* start EXERCISE INPUT *

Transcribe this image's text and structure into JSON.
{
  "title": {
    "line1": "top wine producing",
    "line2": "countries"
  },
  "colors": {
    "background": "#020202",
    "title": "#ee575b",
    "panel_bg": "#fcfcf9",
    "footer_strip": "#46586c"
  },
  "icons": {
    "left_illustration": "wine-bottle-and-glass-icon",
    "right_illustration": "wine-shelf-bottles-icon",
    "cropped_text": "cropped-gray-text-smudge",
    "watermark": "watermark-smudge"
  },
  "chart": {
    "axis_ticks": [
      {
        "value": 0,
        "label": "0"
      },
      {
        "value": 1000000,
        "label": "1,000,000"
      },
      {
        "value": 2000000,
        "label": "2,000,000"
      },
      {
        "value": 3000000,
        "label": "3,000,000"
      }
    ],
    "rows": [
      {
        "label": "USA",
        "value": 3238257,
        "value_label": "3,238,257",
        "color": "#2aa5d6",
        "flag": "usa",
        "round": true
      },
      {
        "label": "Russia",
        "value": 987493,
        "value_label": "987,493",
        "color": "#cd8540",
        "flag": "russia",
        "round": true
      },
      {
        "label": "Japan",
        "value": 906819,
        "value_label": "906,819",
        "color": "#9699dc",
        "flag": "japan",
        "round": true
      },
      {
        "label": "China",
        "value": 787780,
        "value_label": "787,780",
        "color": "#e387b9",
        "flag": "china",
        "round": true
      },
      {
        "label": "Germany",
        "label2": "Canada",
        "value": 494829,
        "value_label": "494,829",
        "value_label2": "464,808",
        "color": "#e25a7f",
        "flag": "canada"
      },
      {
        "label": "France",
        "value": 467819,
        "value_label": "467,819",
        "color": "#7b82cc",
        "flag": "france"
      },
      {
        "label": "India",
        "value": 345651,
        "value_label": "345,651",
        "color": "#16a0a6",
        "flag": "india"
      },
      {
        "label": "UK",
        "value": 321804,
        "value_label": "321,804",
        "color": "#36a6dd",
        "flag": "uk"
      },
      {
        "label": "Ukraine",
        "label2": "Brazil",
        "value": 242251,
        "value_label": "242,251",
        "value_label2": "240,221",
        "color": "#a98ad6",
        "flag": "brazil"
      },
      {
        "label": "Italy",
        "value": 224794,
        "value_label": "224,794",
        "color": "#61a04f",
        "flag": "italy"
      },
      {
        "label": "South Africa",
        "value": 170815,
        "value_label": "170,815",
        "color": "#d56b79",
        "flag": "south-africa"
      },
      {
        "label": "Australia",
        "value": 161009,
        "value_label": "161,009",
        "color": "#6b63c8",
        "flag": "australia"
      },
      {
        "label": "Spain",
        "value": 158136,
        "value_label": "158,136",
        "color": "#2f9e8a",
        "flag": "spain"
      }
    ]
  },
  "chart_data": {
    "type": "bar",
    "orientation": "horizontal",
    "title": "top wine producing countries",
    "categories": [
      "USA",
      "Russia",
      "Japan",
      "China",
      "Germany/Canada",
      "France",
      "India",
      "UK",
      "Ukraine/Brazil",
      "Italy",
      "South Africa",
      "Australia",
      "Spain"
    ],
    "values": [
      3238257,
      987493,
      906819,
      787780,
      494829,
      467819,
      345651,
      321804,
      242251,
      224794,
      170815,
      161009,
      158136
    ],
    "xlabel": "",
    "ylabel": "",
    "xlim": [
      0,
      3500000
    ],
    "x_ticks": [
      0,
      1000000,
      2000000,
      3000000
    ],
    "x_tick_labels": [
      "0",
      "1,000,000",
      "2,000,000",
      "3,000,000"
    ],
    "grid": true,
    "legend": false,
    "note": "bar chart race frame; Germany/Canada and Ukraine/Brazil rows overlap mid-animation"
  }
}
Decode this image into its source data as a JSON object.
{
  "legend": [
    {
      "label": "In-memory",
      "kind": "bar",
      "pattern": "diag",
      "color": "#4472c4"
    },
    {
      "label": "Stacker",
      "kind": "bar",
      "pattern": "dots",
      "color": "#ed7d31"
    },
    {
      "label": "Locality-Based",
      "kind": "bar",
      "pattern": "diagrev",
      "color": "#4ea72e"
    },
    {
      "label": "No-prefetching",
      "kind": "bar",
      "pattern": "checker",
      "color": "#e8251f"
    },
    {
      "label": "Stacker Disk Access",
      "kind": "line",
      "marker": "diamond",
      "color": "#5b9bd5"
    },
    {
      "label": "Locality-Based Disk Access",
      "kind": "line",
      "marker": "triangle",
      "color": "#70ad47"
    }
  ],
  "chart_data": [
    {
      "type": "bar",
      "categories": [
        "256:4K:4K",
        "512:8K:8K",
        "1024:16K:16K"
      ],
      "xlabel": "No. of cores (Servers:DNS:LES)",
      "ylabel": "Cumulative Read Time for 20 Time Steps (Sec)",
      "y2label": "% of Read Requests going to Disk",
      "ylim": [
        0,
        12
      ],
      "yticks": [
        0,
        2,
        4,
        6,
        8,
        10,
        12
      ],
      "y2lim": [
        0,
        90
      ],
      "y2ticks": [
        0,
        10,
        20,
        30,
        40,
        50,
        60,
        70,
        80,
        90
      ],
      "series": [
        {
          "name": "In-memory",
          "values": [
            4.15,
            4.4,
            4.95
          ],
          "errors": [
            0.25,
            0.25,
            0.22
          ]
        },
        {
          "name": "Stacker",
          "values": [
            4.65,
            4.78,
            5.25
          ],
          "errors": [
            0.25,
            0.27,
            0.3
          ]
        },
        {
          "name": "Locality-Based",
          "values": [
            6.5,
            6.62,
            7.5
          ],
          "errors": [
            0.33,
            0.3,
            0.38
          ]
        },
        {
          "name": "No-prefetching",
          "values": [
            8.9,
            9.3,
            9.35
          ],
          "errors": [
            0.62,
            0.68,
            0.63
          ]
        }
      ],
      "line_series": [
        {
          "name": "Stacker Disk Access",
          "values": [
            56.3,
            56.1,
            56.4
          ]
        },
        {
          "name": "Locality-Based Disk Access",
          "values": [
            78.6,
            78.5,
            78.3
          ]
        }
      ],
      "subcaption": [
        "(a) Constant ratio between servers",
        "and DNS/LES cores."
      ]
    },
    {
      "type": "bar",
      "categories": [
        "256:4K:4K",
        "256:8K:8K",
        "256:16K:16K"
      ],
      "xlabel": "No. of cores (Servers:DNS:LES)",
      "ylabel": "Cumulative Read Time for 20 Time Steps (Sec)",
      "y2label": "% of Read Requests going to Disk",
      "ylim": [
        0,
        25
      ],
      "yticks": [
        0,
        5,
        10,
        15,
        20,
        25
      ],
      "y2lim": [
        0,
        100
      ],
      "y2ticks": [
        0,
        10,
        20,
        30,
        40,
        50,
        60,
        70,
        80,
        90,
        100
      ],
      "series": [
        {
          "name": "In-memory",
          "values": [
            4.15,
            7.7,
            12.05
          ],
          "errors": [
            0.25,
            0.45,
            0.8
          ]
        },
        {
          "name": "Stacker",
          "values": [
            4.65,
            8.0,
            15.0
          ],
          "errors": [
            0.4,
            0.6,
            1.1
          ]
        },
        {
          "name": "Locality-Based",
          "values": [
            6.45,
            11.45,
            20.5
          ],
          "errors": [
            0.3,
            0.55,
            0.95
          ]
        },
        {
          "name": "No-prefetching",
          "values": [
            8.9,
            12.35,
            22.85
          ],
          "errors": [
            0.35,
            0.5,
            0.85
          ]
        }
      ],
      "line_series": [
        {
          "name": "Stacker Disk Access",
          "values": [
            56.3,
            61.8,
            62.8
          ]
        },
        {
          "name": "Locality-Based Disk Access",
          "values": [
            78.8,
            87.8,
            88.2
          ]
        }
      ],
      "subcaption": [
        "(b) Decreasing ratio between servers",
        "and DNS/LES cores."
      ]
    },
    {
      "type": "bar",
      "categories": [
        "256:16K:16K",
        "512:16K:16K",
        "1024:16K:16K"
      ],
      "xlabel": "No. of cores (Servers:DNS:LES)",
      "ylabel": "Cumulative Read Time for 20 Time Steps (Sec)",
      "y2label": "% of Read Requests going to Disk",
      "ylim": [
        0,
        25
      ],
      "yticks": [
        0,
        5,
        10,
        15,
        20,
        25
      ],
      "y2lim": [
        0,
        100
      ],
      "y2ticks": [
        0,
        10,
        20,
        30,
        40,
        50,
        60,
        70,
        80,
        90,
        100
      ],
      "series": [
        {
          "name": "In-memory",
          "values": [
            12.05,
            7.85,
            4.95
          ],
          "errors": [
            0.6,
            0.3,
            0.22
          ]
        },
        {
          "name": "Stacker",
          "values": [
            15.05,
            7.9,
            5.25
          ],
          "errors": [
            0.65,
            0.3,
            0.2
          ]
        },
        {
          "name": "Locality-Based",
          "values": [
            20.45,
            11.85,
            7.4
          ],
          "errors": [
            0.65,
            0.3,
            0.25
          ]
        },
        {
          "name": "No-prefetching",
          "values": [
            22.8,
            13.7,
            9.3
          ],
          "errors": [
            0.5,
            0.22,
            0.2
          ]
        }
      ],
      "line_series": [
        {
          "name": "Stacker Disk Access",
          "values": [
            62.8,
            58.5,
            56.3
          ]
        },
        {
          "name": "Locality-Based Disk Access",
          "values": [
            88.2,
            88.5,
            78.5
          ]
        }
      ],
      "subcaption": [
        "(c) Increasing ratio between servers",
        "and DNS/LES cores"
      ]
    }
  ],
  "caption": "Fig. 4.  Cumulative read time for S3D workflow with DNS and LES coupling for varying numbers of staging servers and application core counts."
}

* end EXERCISE INPUT *

• EXERCISE:
Show each line holding the word "JSON".

• WRITTEN ANSWER:
Transcribe this image's text and structure into JSON.
Decode this image into its source data as a JSON object.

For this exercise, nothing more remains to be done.